▸ Dataset rows of page text:
=======

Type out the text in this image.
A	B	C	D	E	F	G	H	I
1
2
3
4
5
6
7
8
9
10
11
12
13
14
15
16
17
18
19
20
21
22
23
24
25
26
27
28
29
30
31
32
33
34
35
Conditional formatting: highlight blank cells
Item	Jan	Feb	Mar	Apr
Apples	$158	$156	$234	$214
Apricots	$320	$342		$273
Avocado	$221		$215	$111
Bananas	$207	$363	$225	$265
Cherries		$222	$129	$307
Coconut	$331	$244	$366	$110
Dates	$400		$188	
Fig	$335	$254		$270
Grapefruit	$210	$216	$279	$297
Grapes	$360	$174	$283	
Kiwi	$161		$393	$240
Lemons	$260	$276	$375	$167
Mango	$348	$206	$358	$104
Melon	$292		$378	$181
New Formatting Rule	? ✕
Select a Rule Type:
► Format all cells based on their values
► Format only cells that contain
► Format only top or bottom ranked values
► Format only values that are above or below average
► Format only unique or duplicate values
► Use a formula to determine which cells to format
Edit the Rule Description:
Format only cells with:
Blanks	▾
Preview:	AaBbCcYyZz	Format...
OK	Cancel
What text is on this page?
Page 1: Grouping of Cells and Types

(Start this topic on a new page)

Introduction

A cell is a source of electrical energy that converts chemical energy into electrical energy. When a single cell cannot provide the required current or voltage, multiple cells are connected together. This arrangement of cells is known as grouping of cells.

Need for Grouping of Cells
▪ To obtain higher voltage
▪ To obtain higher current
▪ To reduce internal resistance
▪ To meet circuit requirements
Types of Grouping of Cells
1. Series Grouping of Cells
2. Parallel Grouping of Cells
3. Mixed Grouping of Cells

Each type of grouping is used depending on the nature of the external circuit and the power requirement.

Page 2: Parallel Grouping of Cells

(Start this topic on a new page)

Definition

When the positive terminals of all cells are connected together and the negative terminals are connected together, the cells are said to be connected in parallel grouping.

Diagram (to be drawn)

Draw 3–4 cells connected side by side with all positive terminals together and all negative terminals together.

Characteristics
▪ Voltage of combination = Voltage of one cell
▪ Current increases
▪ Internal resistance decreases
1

=======

▸ WORK INSTRUCTIONS: Reproduce every record word for word.

▸ RESULT:
Type out the text in this image.
A	B	C	D	E	F	G	H	I
1
2
3
4
5
6
7
8
9
10
11
12
13
14
15
16
17
18
19
20
21
22
23
24
25
26
27
28
29
30
31
32
33
34
35
Conditional formatting: highlight blank cells
Item	Jan	Feb	Mar	Apr
Apples	$158	$156	$234	$214
Apricots	$320	$342		$273
Avocado	$221		$215	$111
Bananas	$207	$363	$225	$265
Cherries		$222	$129	$307
Coconut	$331	$244	$366	$110
Dates	$400		$188	
Fig	$335	$254		$270
Grapefruit	$210	$216	$279	$297
Grapes	$360	$174	$283	
Kiwi	$161		$393	$240
Lemons	$260	$276	$375	$167
Mango	$348	$206	$358	$104
Melon	$292		$378	$181
New Formatting Rule	? ✕
Select a Rule Type:
► Format all cells based on their values
► Format only cells that contain
► Format only top or bottom ranked values
► Format only values that are above or below average
► Format only unique or duplicate values
► Use a formula to determine which cells to format
Edit the Rule Description:
Format only cells with:
Blanks	▾
Preview:	AaBbCcYyZz	Format...
OK	Cancel
What text is on this page?
Page 1: Grouping of Cells and Types

(Start this topic on a new page)

Introduction

A cell is a source of electrical energy that converts chemical energy into electrical energy. When a single cell cannot provide the required current or voltage, multiple cells are connected together. This arrangement of cells is known as grouping of cells.

Need for Grouping of Cells
▪ To obtain higher voltage
▪ To obtain higher current
▪ To reduce internal resistance
▪ To meet circuit requirements
Types of Grouping of Cells
1. Series Grouping of Cells
2. Parallel Grouping of Cells
3. Mixed Grouping of Cells

Each type of grouping is used depending on the nature of the external circuit and the power requirement.

Page 2: Parallel Grouping of Cells

(Start this topic on a new page)

Definition

When the positive terminals of all cells are connected together and the negative terminals are connected together, the cells are said to be connected in parallel grouping.

Diagram (to be drawn)

Draw 3–4 cells connected side by side with all positive terminals together and all negative terminals together.

Characteristics
▪ Voltage of combination = Voltage of one cell
▪ Current increases
▪ Internal resistance decreases
1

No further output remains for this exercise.